- _Directions_: Extract each line from the entries below that has the string "showcase" in it.

- _Material shown_:
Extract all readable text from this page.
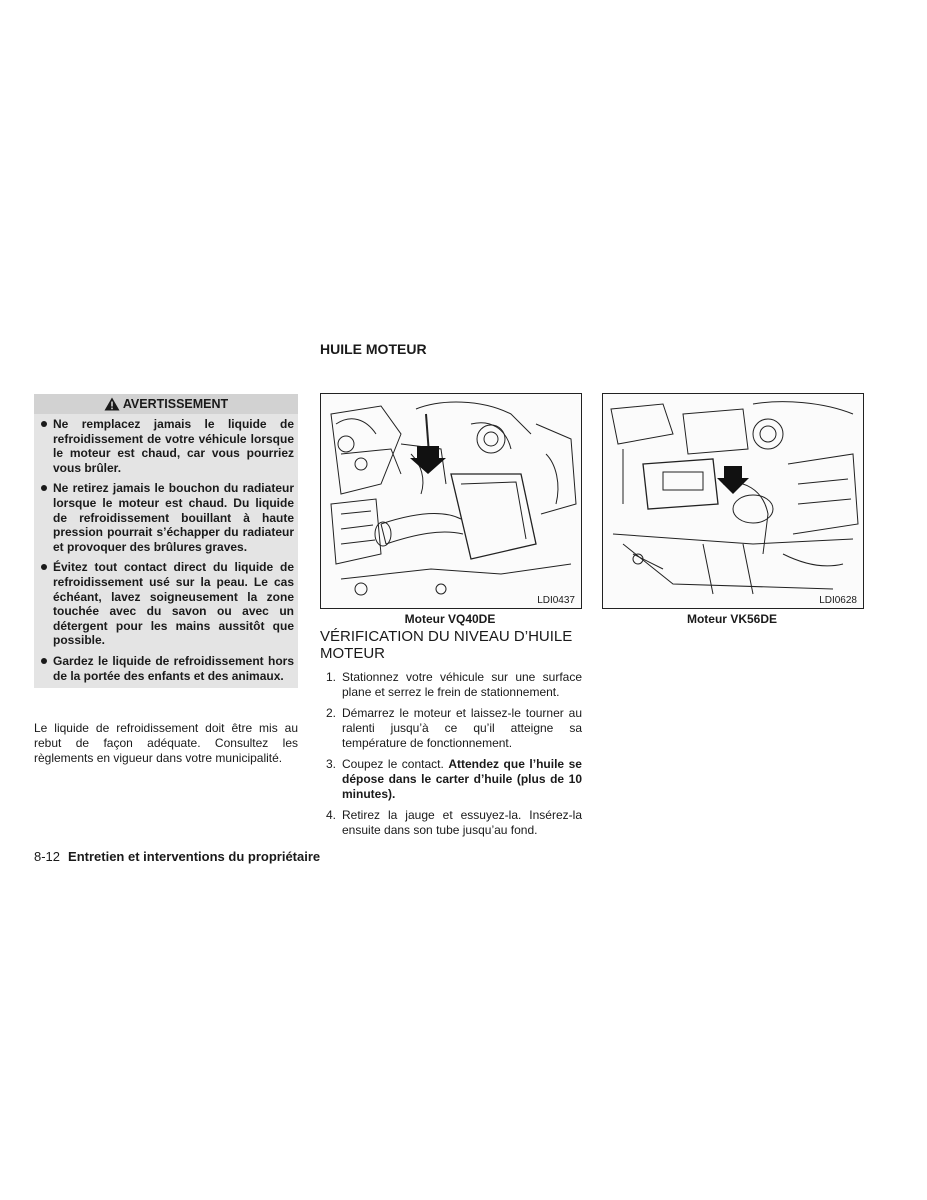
HUILE MOTEUR
AVERTISSEMENT
Ne remplacez jamais le liquide de refroidissement de votre véhicule lorsque le moteur est chaud, car vous pourriez vous brûler.
Ne retirez jamais le bouchon du radiateur lorsque le moteur est chaud. Du liquide de refroidissement bouillant à haute pression pourrait s’échapper du radiateur et provoquer des brûlures graves.
Évitez tout contact direct du liquide de refroidissement usé sur la peau. Le cas échéant, lavez soigneusement la zone touchée avec du savon ou avec un détergent pour les mains aussitôt que possible.
Gardez le liquide de refroidissement hors de la portée des enfants et des animaux.
Le liquide de refroidissement doit être mis au rebut de façon adéquate. Consultez les règlements en vigueur dans votre municipalité.
LDI0437
Moteur VQ40DE
LDI0628
Moteur VK56DE
VÉRIFICATION DU NIVEAU D’HUILE MOTEUR
1. Stationnez votre véhicule sur une surface plane et serrez le frein de stationnement.
2. Démarrez le moteur et laissez-le tourner au ralenti jusqu’à ce qu’il atteigne sa température de fonctionnement.
3. Coupez le contact. Attendez que l’huile se dépose dans le carter d’huile (plus de 10 minutes).
4. Retirez la jauge et essuyez-la. Insérez-la ensuite dans son tube jusqu’au fond.
8-12 Entretien et interventions du propriétaire
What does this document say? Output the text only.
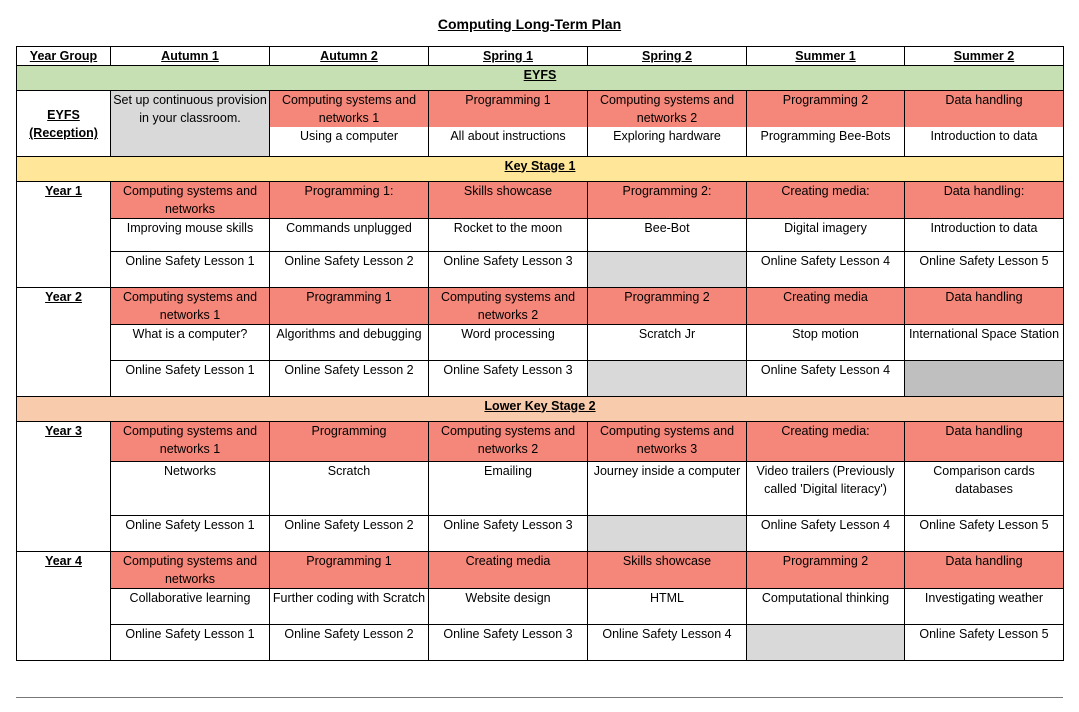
Computing Long-Term Plan
Year Group	Autumn 1	Autumn 2	Spring 1	Spring 2	Summer 1	Summer 2
EYFS						
EYFS (Reception)	Set up continuous provision in your classroom.	Computing systems and networks 1	Programming 1	Computing systems and networks 2	Programming 2	Data handling
		Using a computer	All about instructions	Exploring hardware	Programming Bee-Bots	Introduction to data
Key Stage 1						
Year 1	Computing systems and networks	Programming 1:	Skills showcase	Programming 2:	Creating media:	Data handling:
	Improving mouse skills	Commands unplugged	Rocket to the moon	Bee-Bot	Digital imagery	Introduction to data
	Online Safety Lesson 1	Online Safety Lesson 2	Online Safety Lesson 3		Online Safety Lesson 4	Online Safety Lesson 5
Year 2	Computing systems and networks 1	Programming 1	Computing systems and networks 2	Programming 2	Creating media	Data handling
	What is a computer?	Algorithms and debugging	Word processing	Scratch Jr	Stop motion	International Space Station
	Online Safety Lesson 1	Online Safety Lesson 2	Online Safety Lesson 3		Online Safety Lesson 4	
Lower Key Stage 2						
Year 3	Computing systems and networks 1	Programming	Computing systems and networks 2	Computing systems and networks 3	Creating media:	Data handling
	Networks	Scratch	Emailing	Journey inside a computer	Video trailers (Previously called 'Digital literacy')	Comparison cards databases
	Online Safety Lesson 1	Online Safety Lesson 2	Online Safety Lesson 3		Online Safety Lesson 4	Online Safety Lesson 5
Year 4	Computing systems and networks	Programming 1	Creating media	Skills showcase	Programming 2	Data handling
	Collaborative learning	Further coding with Scratch	Website design	HTML	Computational thinking	Investigating weather
	Online Safety Lesson 1	Online Safety Lesson 2	Online Safety Lesson 3	Online Safety Lesson 4		Online Safety Lesson 5
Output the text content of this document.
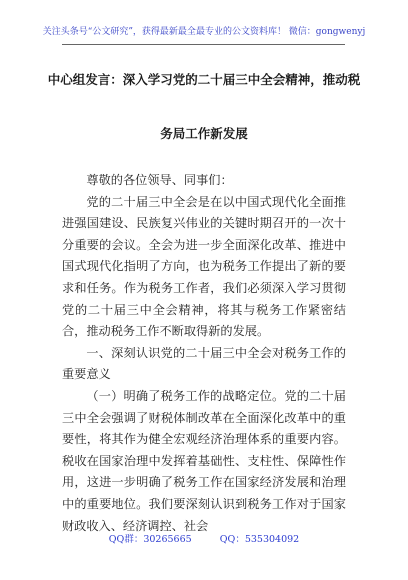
关注头条号“公文研究”，获得最新最全最专业的公文资料库！ 微信：gongwenyj
中心组发言：深入学习党的二十届三中全会精神，推动税
务局工作新发展

尊敬的各位领导、同事们：

党的二十届三中全会是在以中国式现代化全面推进强国建设、民族复兴伟业的关键时期召开的一次十分重要的会议。全会为进一步全面深化改革、推进中国式现代化指明了方向，也为税务工作提出了新的要求和任务。作为税务工作者，我们必须深入学习贯彻党的二十届三中全会精神，将其与税务工作紧密结合，推动税务工作不断取得新的发展。

一、深刻认识党的二十届三中全会对税务工作的重要意义

（一）明确了税务工作的战略定位。党的二十届三中全会强调了财税体制改革在全面深化改革中的重要性，将其作为健全宏观经济治理体系的重要内容。税收在国家治理中发挥着基础性、支柱性、保障性作用，这进一步明确了税务工作在国家经济发展和治理中的重要地位。我们要深刻认识到税务工作对于国家财政收入、经济调控、社会

QQ群：30265665	QQ：535304092
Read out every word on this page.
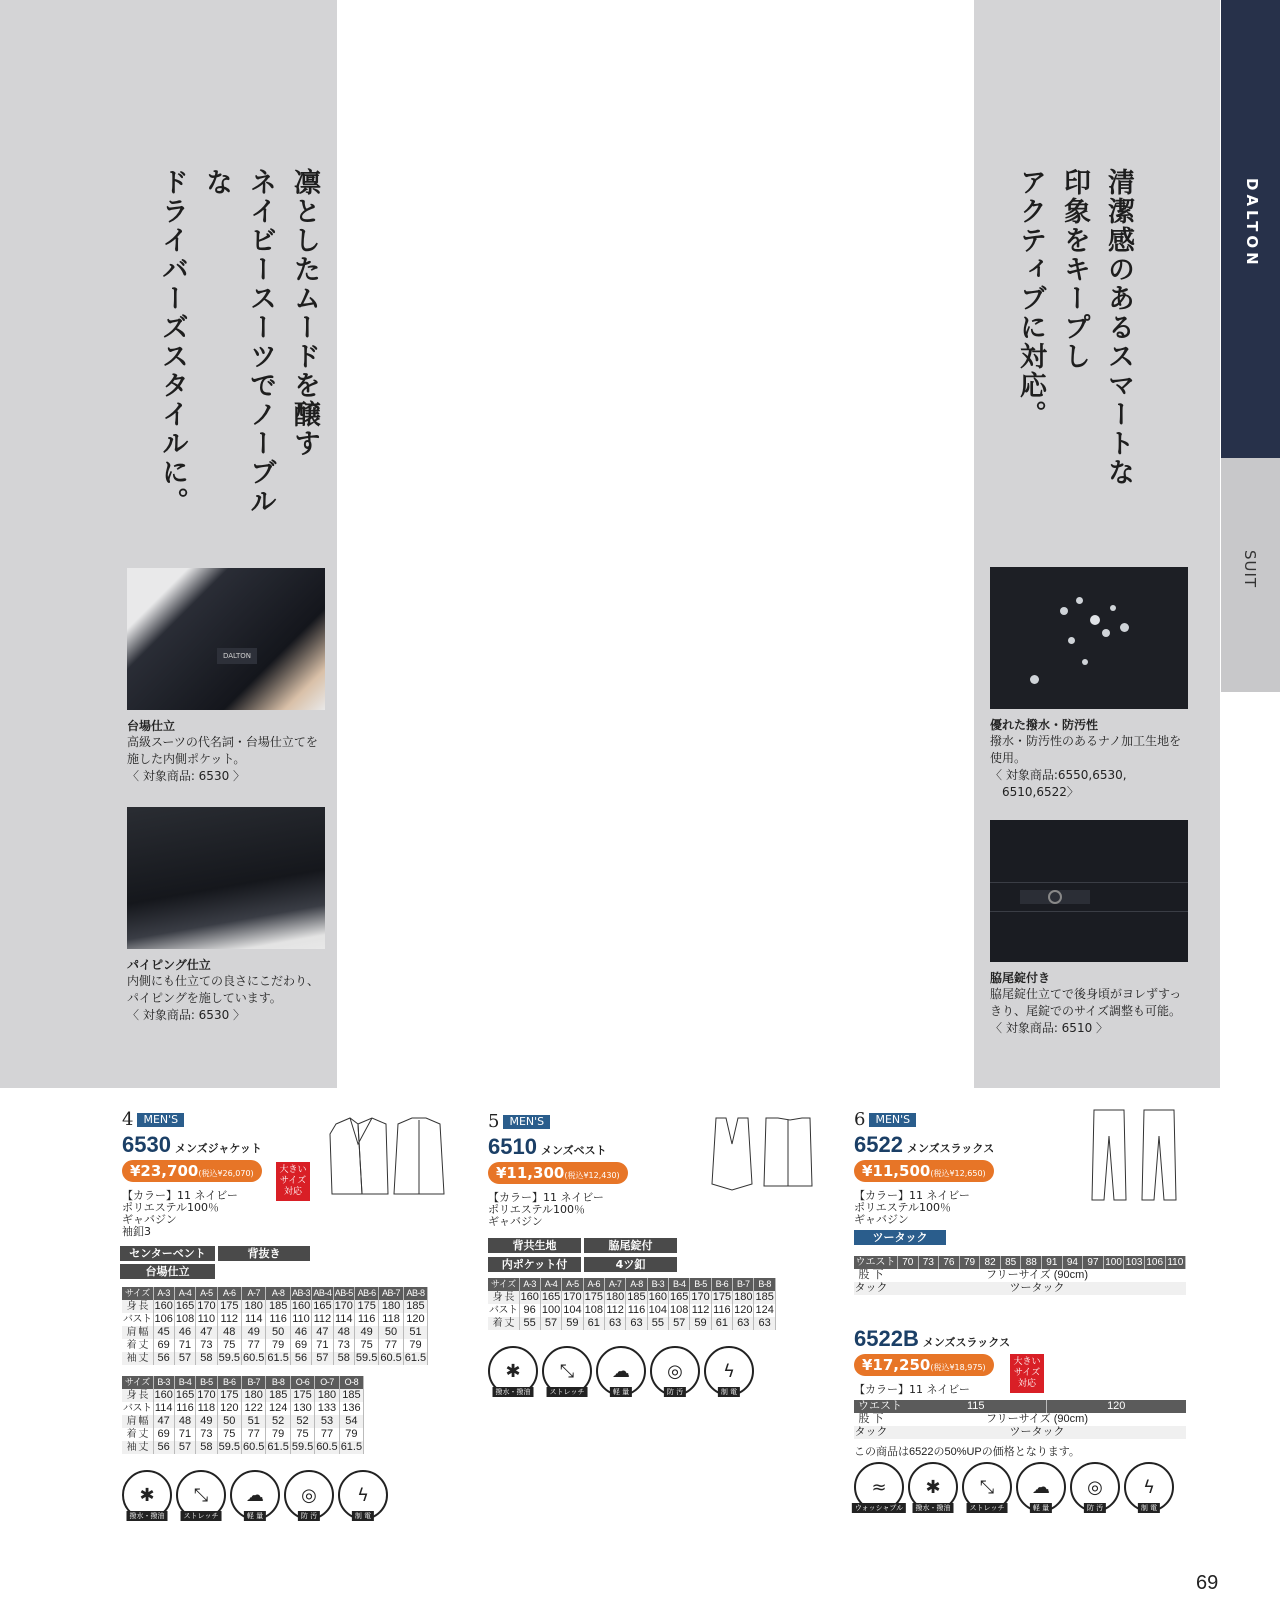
DALTON
SUIT
凛としたムードを醸す
ネイビースーツでノーブルな
ドライバーズスタイルに。	清潔感のあるスマートな
印象をキープし
アクティブに対応。
DALTON
台場仕立
高級スーツの代名詞・台場仕立てを
施した内側ポケット。
〈 対象商品: 6530 〉
パイピング仕立
内側にも仕立ての良さにこだわり、
パイピングを施しています。
〈 対象商品: 6530 〉
優れた撥水・防汚性
撥水・防汚性のあるナノ加工生地を
使用。
〈 対象商品:6550,6530,
　6510,6522〉
脇尾錠付き
脇尾錠仕立てで後身頃がヨレずすっ
きり、尾錠でのサイズ調整も可能。
〈 対象商品: 6510 〉
4 MEN'S
6530 メンズジャケット
¥23,700(税込¥26,070)	大きい
サイズ
対応
【カラー】11 ネイビー
ポリエステル100％
ギャバジン
袖釦3
センターベント	背抜き
台場仕立
サイズ	A-3	A-4	A-5	A-6	A-7	A-8	AB-3	AB-4	AB-5	AB-6	AB-7	AB-8
身 長	160	165	170	175	180	185	160	165	170	175	180	185
バスト	106	108	110	112	114	116	110	112	114	116	118	120
肩 幅	45	46	47	48	49	50	46	47	48	49	50	51
着 丈	69	71	73	75	77	79	69	71	73	75	77	79
袖 丈	56	57	58	59.5	60.5	61.5	56	57	58	59.5	60.5	61.5
サイズ	B-3	B-4	B-5	B-6	B-7	B-8	O-6	O-7	O-8
身 長	160	165	170	175	180	185	175	180	185
バスト	114	116	118	120	122	124	130	133	136
肩 幅	47	48	49	50	51	52	52	53	54
着 丈	69	71	73	75	77	79	75	77	79
袖 丈	56	57	58	59.5	60.5	61.5	59.5	60.5	61.5
✱
撥水・撥油
⤡
ストレッチ
☁
軽 量
◎
防 汚
ϟ
制 電
5 MEN'S
6510 メンズベスト
¥11,300(税込¥12,430)
【カラー】11 ネイビー
ポリエステル100％
ギャバジン
背共生地	脇尾錠付
内ポケット付	4ツ釦
サイズ	A-3	A-4	A-5	A-6	A-7	A-8	B-3	B-4	B-5	B-6	B-7	B-8
身 長	160	165	170	175	180	185	160	165	170	175	180	185
バスト	96	100	104	108	112	116	104	108	112	116	120	124
着 丈	55	57	59	61	63	63	55	57	59	61	63	63
✱
撥水・撥油
⤡
ストレッチ
☁
軽 量
◎
防 汚
ϟ
制 電
6 MEN'S
6522 メンズスラックス
¥11,500(税込¥12,650)
【カラー】11 ネイビー
ポリエステル100％
ギャバジン
ツータック
ウエスト 70 73 76 79 82 85 88 91 94 97 100 103 106 110
股 下	フリーサイズ (90cm)
タック	ツータック
6522B メンズスラックス
¥17,250(税込¥18,975)
大きい
サイズ
対応
【カラー】11 ネイビー
ウエスト	115	120
股 下	フリーサイズ (90cm)
タック	ツータック
この商品は6522の50%UPの価格となります。
≈
ウォッシャブル
✱
撥水・撥油
⤡
ストレッチ
☁
軽 量
◎
防 汚
ϟ
制 電
69
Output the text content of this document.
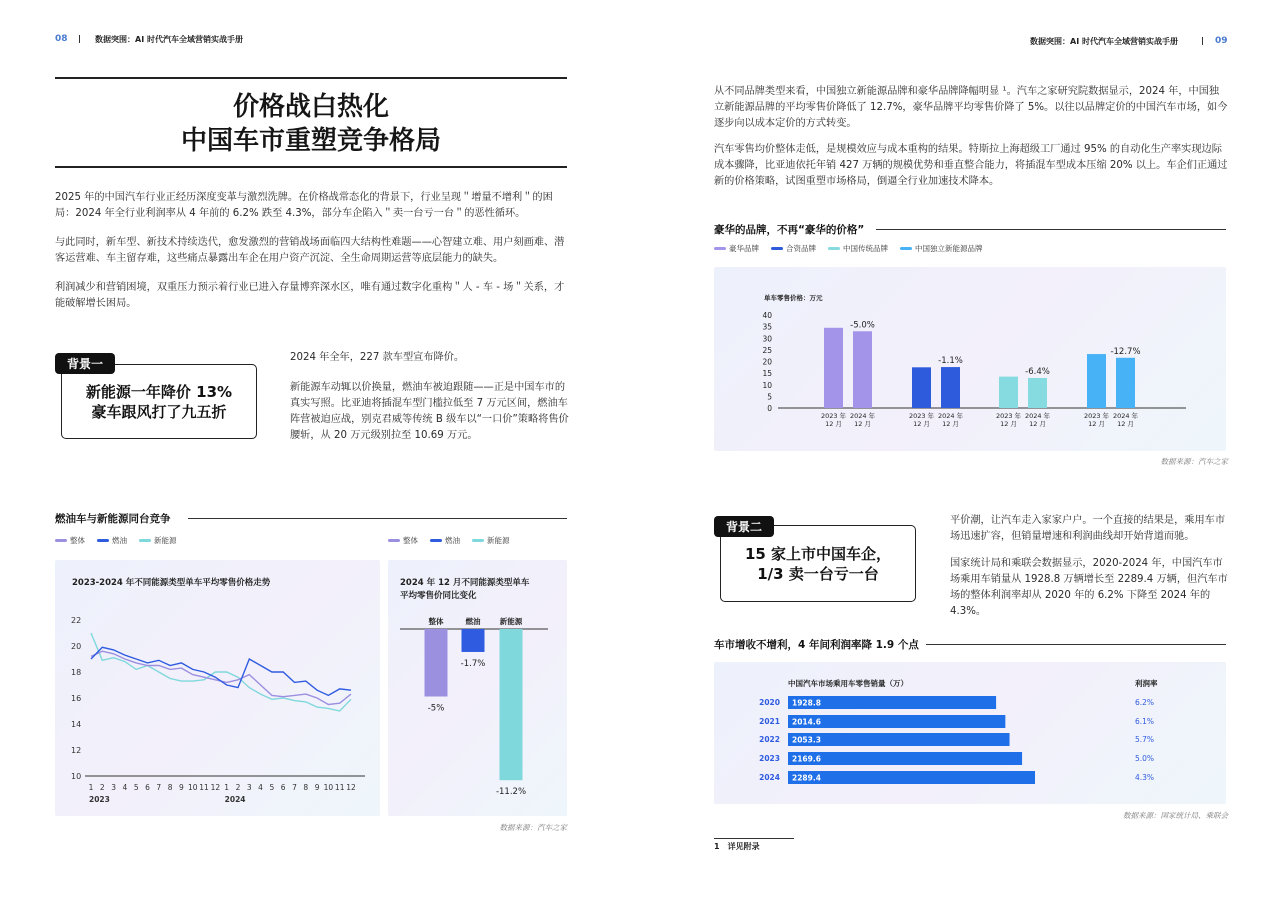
08	数据突围：AI 时代汽车全域营销实战手册	数据突围：AI 时代汽车全域营销实战手册	09
价格战白热化
中国车市重塑竞争格局
2025 年的中国汽车行业正经历深度变革与激烈洗牌。在价格战常态化的背景下，行业呈现＂增量不增利＂的困局：2024 年全行业利润率从 4 年前的 6.2% 跌至 4.3%，部分车企陷入＂卖一台亏一台＂的恶性循环。
与此同时，新车型、新技术持续迭代，愈发激烈的营销战场面临四大结构性难题——心智建立难、用户刻画难、潜客运营难、车主留存难，这些痛点暴露出车企在用户资产沉淀、全生命周期运营等底层能力的缺失。
利润减少和营销困境，双重压力预示着行业已进入存量博弈深水区，唯有通过数字化重构＂人 - 车 - 场＂关系，才能破解增长困局。
新能源一年降价 13%
豪车跟风打了九五折
背景一	2024 年全年，227 款车型宣布降价。
新能源车动辄以价换量，燃油车被迫跟随——正是中国车市的真实写照。比亚迪将插混车型门槛拉低至 7 万元区间，燃油车阵营被迫应战，别克君威等传统 B 级车以“一口价”策略将售价腰斩，从 20 万元级别拉至 10.69 万元。
燃油车与新能源同台竞争
整体	燃油	新能源	整体	燃油	新能源
2023-2024 年不同能源类型单车平均零售价格走势
10
12
14
16
18
20
22
1 2 3 4 5 6 7 8 9 10 11 12 1 2 3 4 5 6 7 8 9 10 11 12
2023	2024
2024 年 12 月不同能源类型单车
平均零售价同比变化
整体
-5%
燃油
-1.7%
新能源
-11.2%
数据来源：汽车之家
从不同品牌类型来看，中国独立新能源品牌和豪华品牌降幅明显 ¹。汽车之家研究院数据显示，2024 年，中国独立新能源品牌的平均零售价降低了 12.7%，豪华品牌平均零售价降了 5%。以往以品牌定价的中国汽车市场，如今逐步向以成本定价的方式转变。
汽车零售均价整体走低，是规模效应与成本重构的结果。特斯拉上海超级工厂通过 95% 的自动化生产率实现边际成本骤降，比亚迪依托年销 427 万辆的规模优势和垂直整合能力，将插混车型成本压缩 20% 以上。车企们正通过新的价格策略，试图重塑市场格局，倒逼全行业加速技术降本。
豪华的品牌，不再“豪华的价格”
豪华品牌	合资品牌	中国传统品牌	中国独立新能源品牌
单车零售价格：万元
0
5
10
15
20
25
30
35
40
2023 年
12 月
2024 年
12 月
-5.0%
2023 年
12 月
2024 年
12 月
-1.1%
2023 年
12 月
2024 年
12 月
-6.4%
2023 年
12 月
2024 年
12 月
-12.7%
数据来源：汽车之家
15 家上市中国车企，
1/3 卖一台亏一台
背景二	平价潮，让汽车走入家家户户。一个直接的结果是，乘用车市场迅速扩容，但销量增速和利润曲线却开始背道而驰。
国家统计局和乘联会数据显示，2020-2024 年，中国汽车市场乘用车销量从 1928.8 万辆增长至 2289.4 万辆，但汽车市场的整体利润率却从 2020 年的 6.2% 下降至 2024 年的 4.3%。
车市增收不增利，4 年间利润率降 1.9 个点
中国汽车市场乘用车零售销量（万）	利润率
2020 1928.8	6.2%
2021 2014.6	6.1%
2022 2053.3	5.7%
2023 2169.6	5.0%
2024 2289.4	4.3%
数据来源：国家统计局、乘联会
1　详见附录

- _Solution for this task_:
Year 1	Computing systems and networks	Programming 1:	Skills showcase	Programming 2:	Creating media:	Data handling:
Year 4	Computing systems and networks	Programming 1	Creating media	Skills showcase	Programming 2	Data handling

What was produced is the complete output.